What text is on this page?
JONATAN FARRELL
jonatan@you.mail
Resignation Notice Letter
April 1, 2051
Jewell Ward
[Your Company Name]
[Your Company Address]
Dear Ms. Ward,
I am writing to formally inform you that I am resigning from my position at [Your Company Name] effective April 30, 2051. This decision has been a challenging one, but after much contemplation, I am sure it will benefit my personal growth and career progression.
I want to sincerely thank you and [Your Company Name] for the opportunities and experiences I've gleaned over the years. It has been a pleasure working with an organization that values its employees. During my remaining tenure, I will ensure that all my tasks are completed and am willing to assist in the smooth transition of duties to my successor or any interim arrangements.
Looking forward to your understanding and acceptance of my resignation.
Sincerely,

★ ★ ★ ★ ★

Nothing in the data may differ; print all of it exactly as written.

What text is on this page?
JONATAN FARRELL
jonatan@you.mail
Resignation Notice Letter
April 1, 2051
Jewell Ward
[Your Company Name]
[Your Company Address]
Dear Ms. Ward,
I am writing to formally inform you that I am resigning from my position at [Your Company Name] effective April 30, 2051. This decision has been a challenging one, but after much contemplation, I am sure it will benefit my personal growth and career progression.
I want to sincerely thank you and [Your Company Name] for the opportunities and experiences I've gleaned over the years. It has been a pleasure working with an organization that values its employees. During my remaining tenure, I will ensure that all my tasks are completed and am willing to assist in the smooth transition of duties to my successor or any interim arrangements.
Looking forward to your understanding and acceptance of my resignation.
Sincerely,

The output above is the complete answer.